### Task goal
Copy the records that follow exactly as written, but not their pictures.

(Dataset listings of figures)

>>>>

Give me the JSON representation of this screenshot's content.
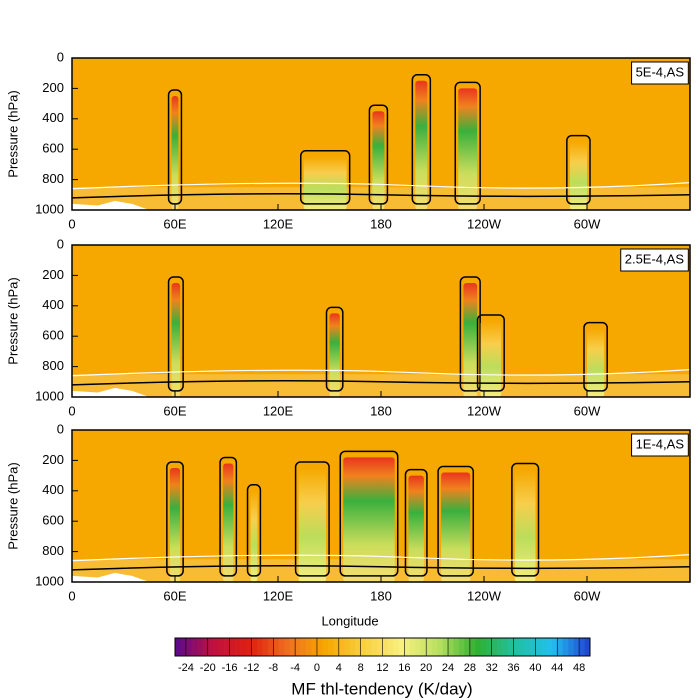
{
  "chart_data": [
    {
      "type": "contour",
      "label": "5E-4,AS",
      "ylabel": "Pressure (hPa)",
      "background_color": "#f6a800",
      "xlim": [
        0,
        360
      ],
      "xticks": [
        0,
        {
          "value": 60,
          "label": "60E"
        },
        {
          "value": 120,
          "label": "120E"
        },
        {
          "value": 180,
          "label": "180"
        },
        {
          "value": 240,
          "label": "120W"
        },
        {
          "value": 300,
          "label": "60W"
        }
      ],
      "ylim": [
        1000,
        0
      ],
      "yticks": [
        0,
        200,
        400,
        600,
        800,
        1000
      ]
    },
    {
      "type": "contour",
      "label": "2.5E-4,AS",
      "ylabel": "Pressure (hPa)",
      "background_color": "#f6a800",
      "xlim": [
        0,
        360
      ],
      "xticks": [
        0,
        {
          "value": 60,
          "label": "60E"
        },
        {
          "value": 120,
          "label": "120E"
        },
        {
          "value": 180,
          "label": "180"
        },
        {
          "value": 240,
          "label": "120W"
        },
        {
          "value": 300,
          "label": "60W"
        }
      ],
      "ylim": [
        1000,
        0
      ],
      "yticks": [
        0,
        200,
        400,
        600,
        800,
        1000
      ]
    },
    {
      "type": "contour",
      "label": "1E-4,AS",
      "ylabel": "Pressure (hPa)",
      "xlabel": "Longitude",
      "background_color": "#f6a800",
      "xlim": [
        0,
        360
      ],
      "xticks": [
        0,
        {
          "value": 60,
          "label": "60E"
        },
        {
          "value": 120,
          "label": "120E"
        },
        {
          "value": 180,
          "label": "180"
        },
        {
          "value": 240,
          "label": "120W"
        },
        {
          "value": 300,
          "label": "60W"
        }
      ],
      "ylim": [
        1000,
        0
      ],
      "yticks": [
        0,
        200,
        400,
        600,
        800,
        1000
      ]
    }
  ],
  "colorbar": {
    "title": "MF thl-tendency (K/day)",
    "lim": [
      -26,
      50
    ],
    "ticks": [
      -24,
      -20,
      -16,
      -12,
      -8,
      -4,
      0,
      4,
      8,
      12,
      16,
      20,
      24,
      28,
      32,
      36,
      40,
      44,
      48
    ],
    "colors": [
      "#5a0a8c",
      "#c01040",
      "#e02010",
      "#f07020",
      "#f6a800",
      "#f8d040",
      "#f8f080",
      "#b8e060",
      "#30b030",
      "#20c0a0",
      "#20c0f0",
      "#2040d0"
    ]
  }
}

<<<<

### Completed exercise
Give me the JSON representation of this screenshot's content.
{
  "chart_data": [
    {
      "type": "contour",
      "label": "5E-4,AS",
      "ylabel": "Pressure (hPa)",
      "background_color": "#f6a800",
      "xlim": [
        0,
        360
      ],
      "xticks": [
        0,
        {
          "value": 60,
          "label": "60E"
        },
        {
          "value": 120,
          "label": "120E"
        },
        {
          "value": 180,
          "label": "180"
        },
        {
          "value": 240,
          "label": "120W"
        },
        {
          "value": 300,
          "label": "60W"
        }
      ],
      "ylim": [
        1000,
        0
      ],
      "yticks": [
        0,
        200,
        400,
        600,
        800,
        1000
      ]
    },
    {
      "type": "contour",
      "label": "2.5E-4,AS",
      "ylabel": "Pressure (hPa)",
      "background_color": "#f6a800",
      "xlim": [
        0,
        360
      ],
      "xticks": [
        0,
        {
          "value": 60,
          "label": "60E"
        },
        {
          "value": 120,
          "label": "120E"
        },
        {
          "value": 180,
          "label": "180"
        },
        {
          "value": 240,
          "label": "120W"
        },
        {
          "value": 300,
          "label": "60W"
        }
      ],
      "ylim": [
        1000,
        0
      ],
      "yticks": [
        0,
        200,
        400,
        600,
        800,
        1000
      ]
    },
    {
      "type": "contour",
      "label": "1E-4,AS",
      "ylabel": "Pressure (hPa)",
      "xlabel": "Longitude",
      "background_color": "#f6a800",
      "xlim": [
        0,
        360
      ],
      "xticks": [
        0,
        {
          "value": 60,
          "label": "60E"
        },
        {
          "value": 120,
          "label": "120E"
        },
        {
          "value": 180,
          "label": "180"
        },
        {
          "value": 240,
          "label": "120W"
        },
        {
          "value": 300,
          "label": "60W"
        }
      ],
      "ylim": [
        1000,
        0
      ],
      "yticks": [
        0,
        200,
        400,
        600,
        800,
        1000
      ]
    }
  ],
  "colorbar": {
    "title": "MF thl-tendency (K/day)",
    "lim": [
      -26,
      50
    ],
    "ticks": [
      -24,
      -20,
      -16,
      -12,
      -8,
      -4,
      0,
      4,
      8,
      12,
      16,
      20,
      24,
      28,
      32,
      36,
      40,
      44,
      48
    ],
    "colors": [
      "#5a0a8c",
      "#c01040",
      "#e02010",
      "#f07020",
      "#f6a800",
      "#f8d040",
      "#f8f080",
      "#b8e060",
      "#30b030",
      "#20c0a0",
      "#20c0f0",
      "#2040d0"
    ]
  }
}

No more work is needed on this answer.